### What to do
Reproduce word for word the passage of the condominium profile below, starting with "Location & Connectivity" and going on through "a short drive.".

### Given text
The Silver Spurz
Overview & Key Facts
The Silver Spurz occupies a quiet corner of Brighton Avenue in District 19 — a short, leafy residential road that runs between Upper Serangoon Road and Serangoon Gardens Way, flanked on both sides by two-storey landed houses and low-rise private estates. Developed by Goodland Development Pte Ltd and completed in 2007, it is among the smallest private condominiums in Singapore: just seven units standing on a compact freehold plot. If The Minton represents one end of the D19 spectrum — a 1,145-unit mega-development with resort-scale facilities — The Silver Spurz sits definitively at the other.
With only seven units, the development functions less like a conventional condominium and more like a boutique cluster of large private residences sharing a common address and a gated compound. The average transaction price of S$2.66 million — and a median hitting S$3 million — places it firmly in the upper tier of OCR pricing, a reflection not of PSF efficiency but of absolute unit size. Buyers here are not purchasing a two-bedroom investment apartment; they are acquiring what is effectively a large private home within a secure, near-anonymous compound in one of Singapore’s most established residential enclaves.
Goodland Development is a boutique developer with a portfolio of small-scale freehold residential projects across Singapore, typically in mature, landed-adjacent neighbourhoods. The Silver Spurz fits this profile precisely: understated, privately scaled, and positioned at the interface of the landed and private condominium markets. The development’s low transaction volume — only five recorded sales — and total absence of rental data are not anomalies but structural features of what it is: a home, not an investment instrument.
Location & Connectivity
Brighton Avenue is one of those streets that appears on almost no one’s mental map of Singapore’s property market, yet sits in a neighbourhood that residents consistently describe as among the most liveable in the north-east. The surrounding Serangoon Gardens and Kovan areas are defined by low-rise landed housing, mature trees lining kerb-less roads, and a pace of life that feels genuinely removed from the city’s density — even as NEX mall, Cedar Primary School, and Serangoon MRT are all reachable within a short drive.
The honest MRT picture is the most significant practical constraint this development carries. All three nearby stations exceed 1 kilometre on foot. Serangoon MRT (North-East Line / Circle Line interchange) is the closest at 1.18 km — a distance that becomes a 12–14 minute walk in Singapore’s heat and humidity, carrying bags or with young children. Kovan MRT (North-East Line) is 1.31 km; Lorong Chuan MRT (Circle Line) is 1.39 km. Bus services operate on Upper Serangoon Road and Serangoon Gardens Way, but this is categorically a car-dependent address. Residents without a car or driver will find daily commuting materially more difficult than at MRT-proximate alternatives in the same district.

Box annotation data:
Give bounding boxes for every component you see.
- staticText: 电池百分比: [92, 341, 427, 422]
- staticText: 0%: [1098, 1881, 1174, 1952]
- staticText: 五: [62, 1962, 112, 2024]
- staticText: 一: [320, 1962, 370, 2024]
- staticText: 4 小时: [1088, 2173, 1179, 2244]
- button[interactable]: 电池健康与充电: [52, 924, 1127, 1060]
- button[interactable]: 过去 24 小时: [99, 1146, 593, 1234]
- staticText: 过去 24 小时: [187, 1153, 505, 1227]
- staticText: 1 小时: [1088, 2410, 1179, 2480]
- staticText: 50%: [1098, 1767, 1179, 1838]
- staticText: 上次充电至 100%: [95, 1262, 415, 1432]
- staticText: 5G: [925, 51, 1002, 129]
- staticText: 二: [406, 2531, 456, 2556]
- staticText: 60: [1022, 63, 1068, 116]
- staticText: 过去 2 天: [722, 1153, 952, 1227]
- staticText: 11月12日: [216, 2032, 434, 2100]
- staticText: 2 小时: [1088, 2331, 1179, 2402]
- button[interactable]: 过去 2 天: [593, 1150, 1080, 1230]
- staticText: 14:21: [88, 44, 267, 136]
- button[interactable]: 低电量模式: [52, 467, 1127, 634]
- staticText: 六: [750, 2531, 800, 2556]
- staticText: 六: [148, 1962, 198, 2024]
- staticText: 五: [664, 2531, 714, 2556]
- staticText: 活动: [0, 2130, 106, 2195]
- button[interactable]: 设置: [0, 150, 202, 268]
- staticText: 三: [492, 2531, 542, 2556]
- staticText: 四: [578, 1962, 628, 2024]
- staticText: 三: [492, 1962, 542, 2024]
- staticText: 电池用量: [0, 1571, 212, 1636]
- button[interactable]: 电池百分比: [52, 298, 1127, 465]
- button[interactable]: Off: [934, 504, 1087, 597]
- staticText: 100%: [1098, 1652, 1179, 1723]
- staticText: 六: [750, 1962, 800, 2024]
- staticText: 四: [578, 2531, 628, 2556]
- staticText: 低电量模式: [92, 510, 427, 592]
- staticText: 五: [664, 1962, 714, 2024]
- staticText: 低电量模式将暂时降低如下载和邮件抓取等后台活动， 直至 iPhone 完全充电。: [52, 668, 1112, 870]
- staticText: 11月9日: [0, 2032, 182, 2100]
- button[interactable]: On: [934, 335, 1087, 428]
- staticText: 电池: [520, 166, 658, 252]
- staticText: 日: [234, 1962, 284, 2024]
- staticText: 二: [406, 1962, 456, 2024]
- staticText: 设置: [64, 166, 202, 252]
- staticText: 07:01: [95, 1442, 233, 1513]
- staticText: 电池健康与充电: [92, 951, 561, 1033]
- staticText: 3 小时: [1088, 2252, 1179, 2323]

### Result of this task
Location & Connectivity
Brighton Avenue is one of those streets that appears on almost no one’s mental map of Singapore’s property market, yet sits in a neighbourhood that residents consistently describe as among the most liveable in the north-east. The surrounding Serangoon Gardens and Kovan areas are defined by low-rise landed housing, mature trees lining kerb-less roads, and a pace of life that feels genuinely removed from the city’s density — even as NEX mall, Cedar Primary School, and Serangoon MRT are all reachable within a short drive.